- _Set task_
All the data must come back unchanged, except that pictures are left out.

- _Data records_
>> BEGIN

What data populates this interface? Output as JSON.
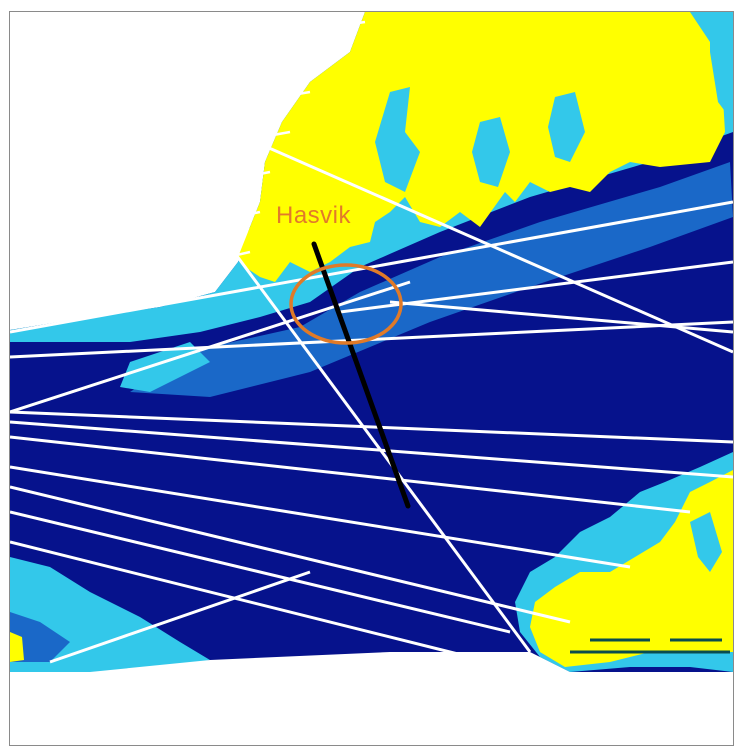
{
  "map": {
    "place_label": "Hasvik",
    "colors": {
      "land": "#ffff00",
      "shallow": "#00cfff",
      "mid_shallow": "#33c8ea",
      "medium": "#1a68c8",
      "deep": "#06128c",
      "deepest": "#000b7a",
      "survey_lines": "#ffffff",
      "highlight_profile": "#000000",
      "highlight_circle": "#e07a28",
      "scale_bar": "#0a4d4d"
    },
    "icons": [
      "highlight-circle",
      "profile-line",
      "scale-bar"
    ]
  }
}
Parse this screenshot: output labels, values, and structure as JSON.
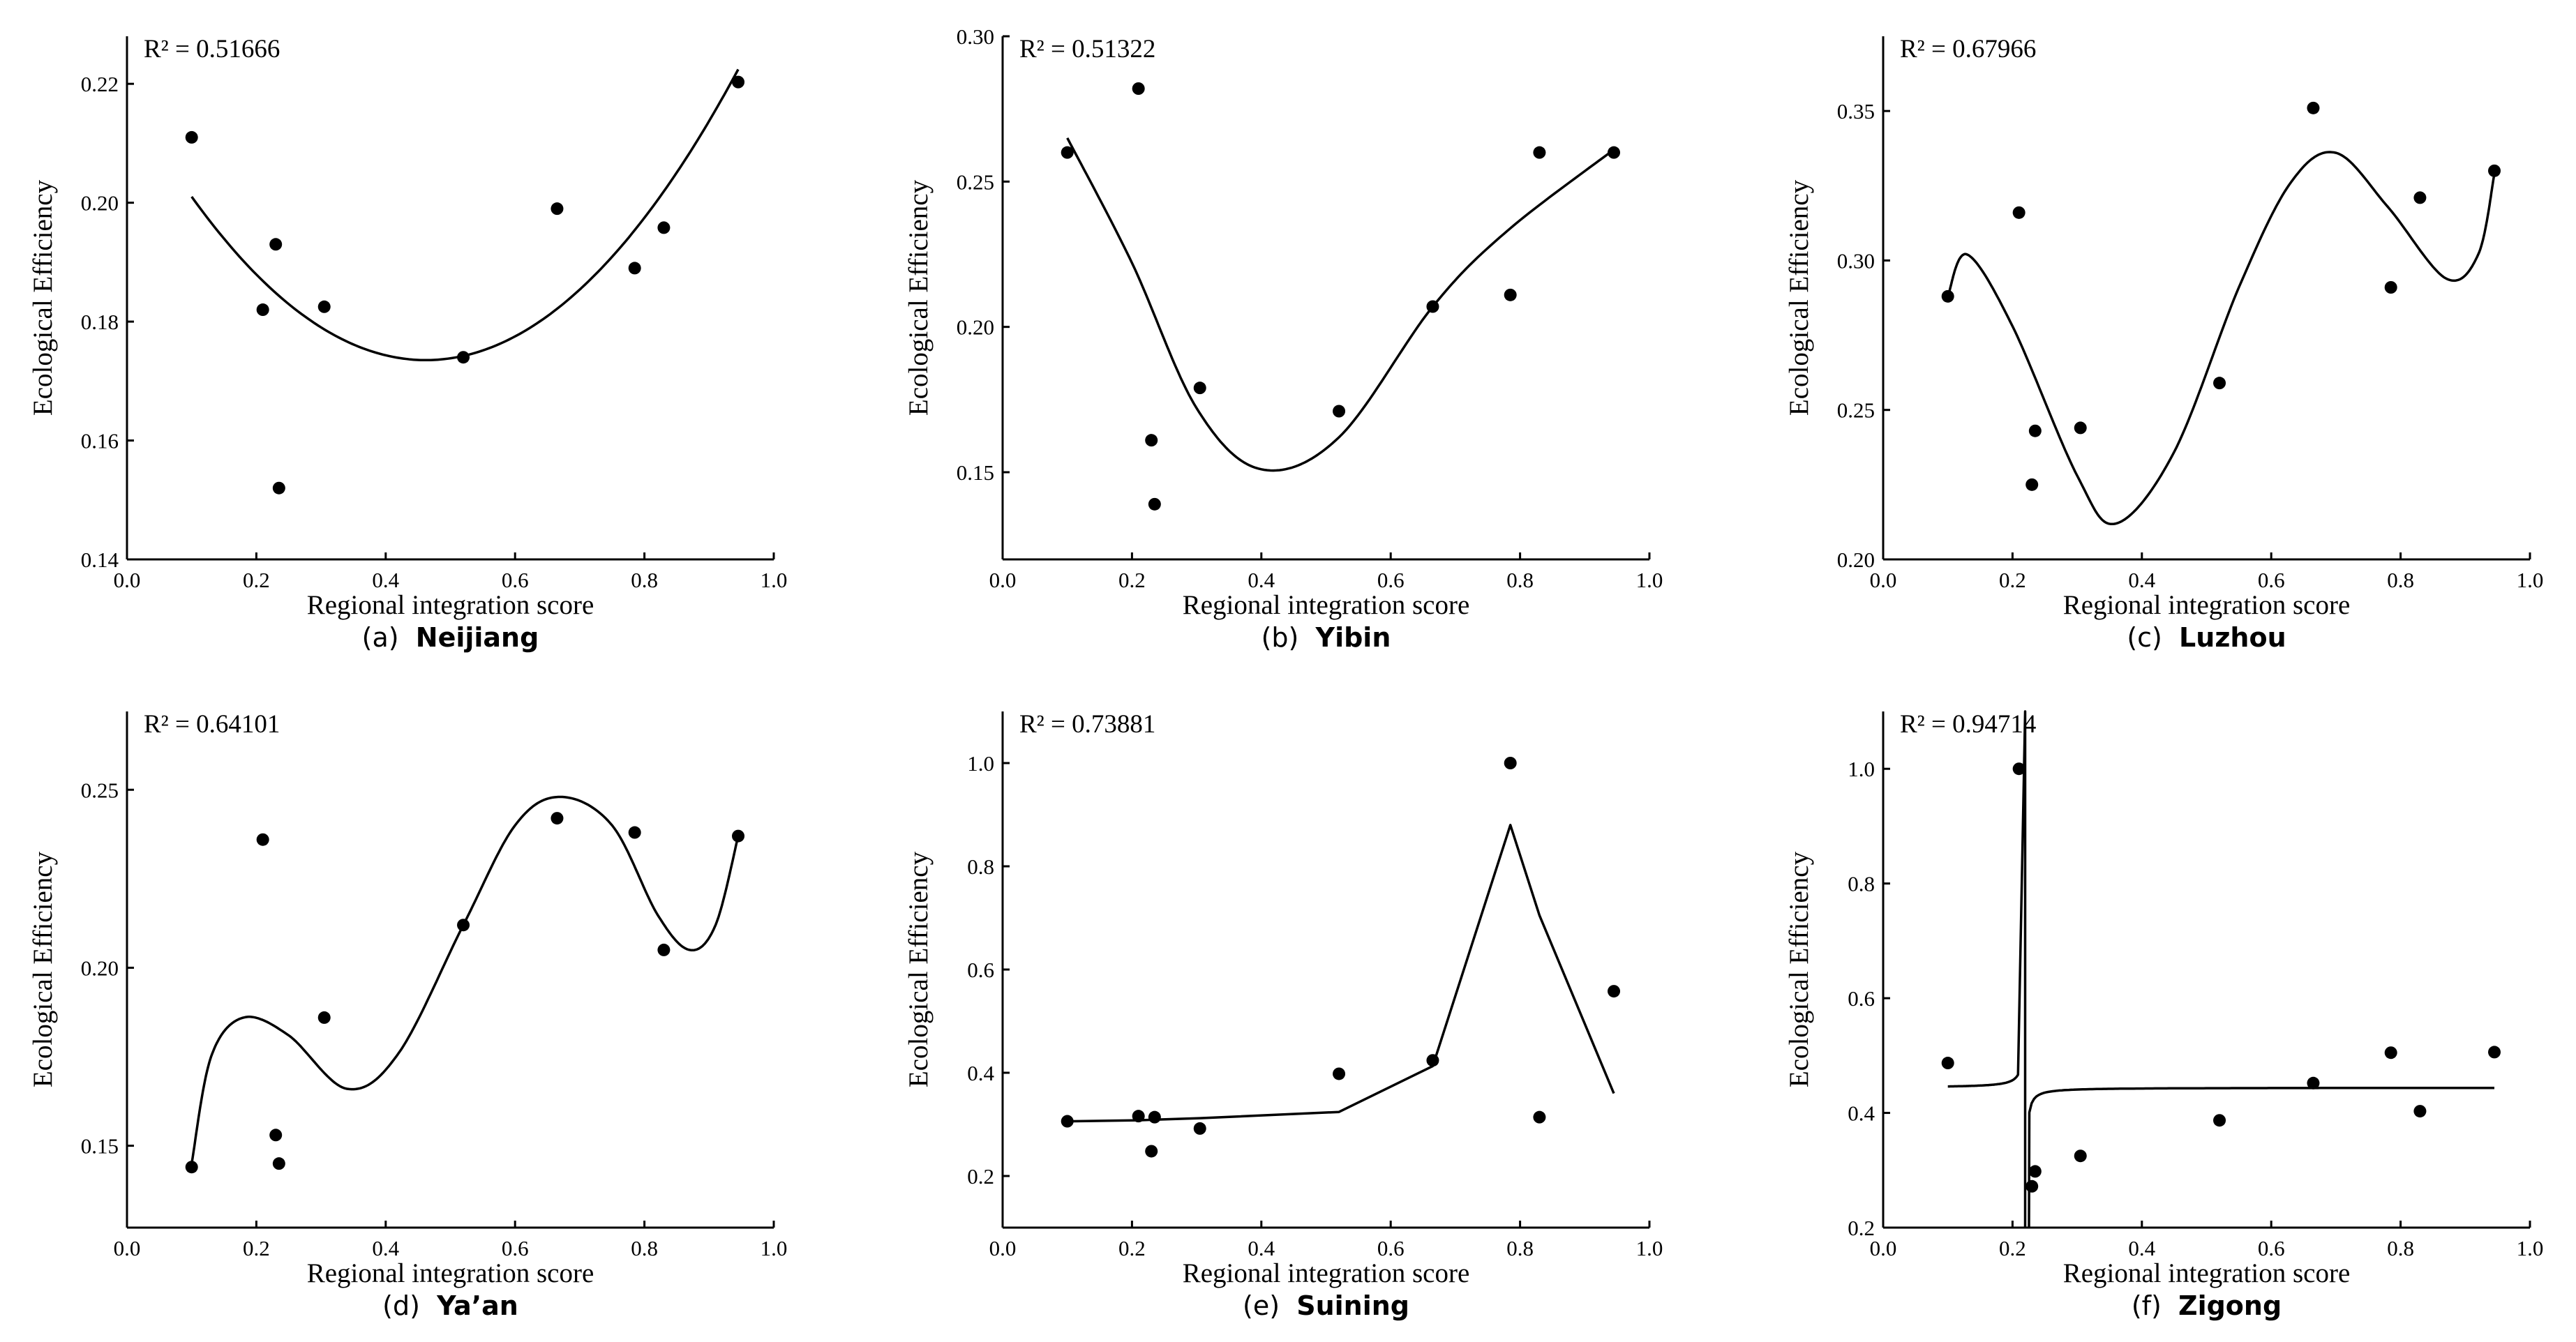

>> END

- _Task result_
What data populates this interface? Output as JSON.
{
  "map": {
    "place_label": "Hasvik",
    "colors": {
      "land": "#ffff00",
      "shallow": "#00cfff",
      "mid_shallow": "#33c8ea",
      "medium": "#1a68c8",
      "deep": "#06128c",
      "deepest": "#000b7a",
      "survey_lines": "#ffffff",
      "highlight_profile": "#000000",
      "highlight_circle": "#e07a28",
      "scale_bar": "#0a4d4d"
    },
    "icons": [
      "highlight-circle",
      "profile-line",
      "scale-bar"
    ]
  }
}
Parse this screenshot: output labels, values, and structure as JSON.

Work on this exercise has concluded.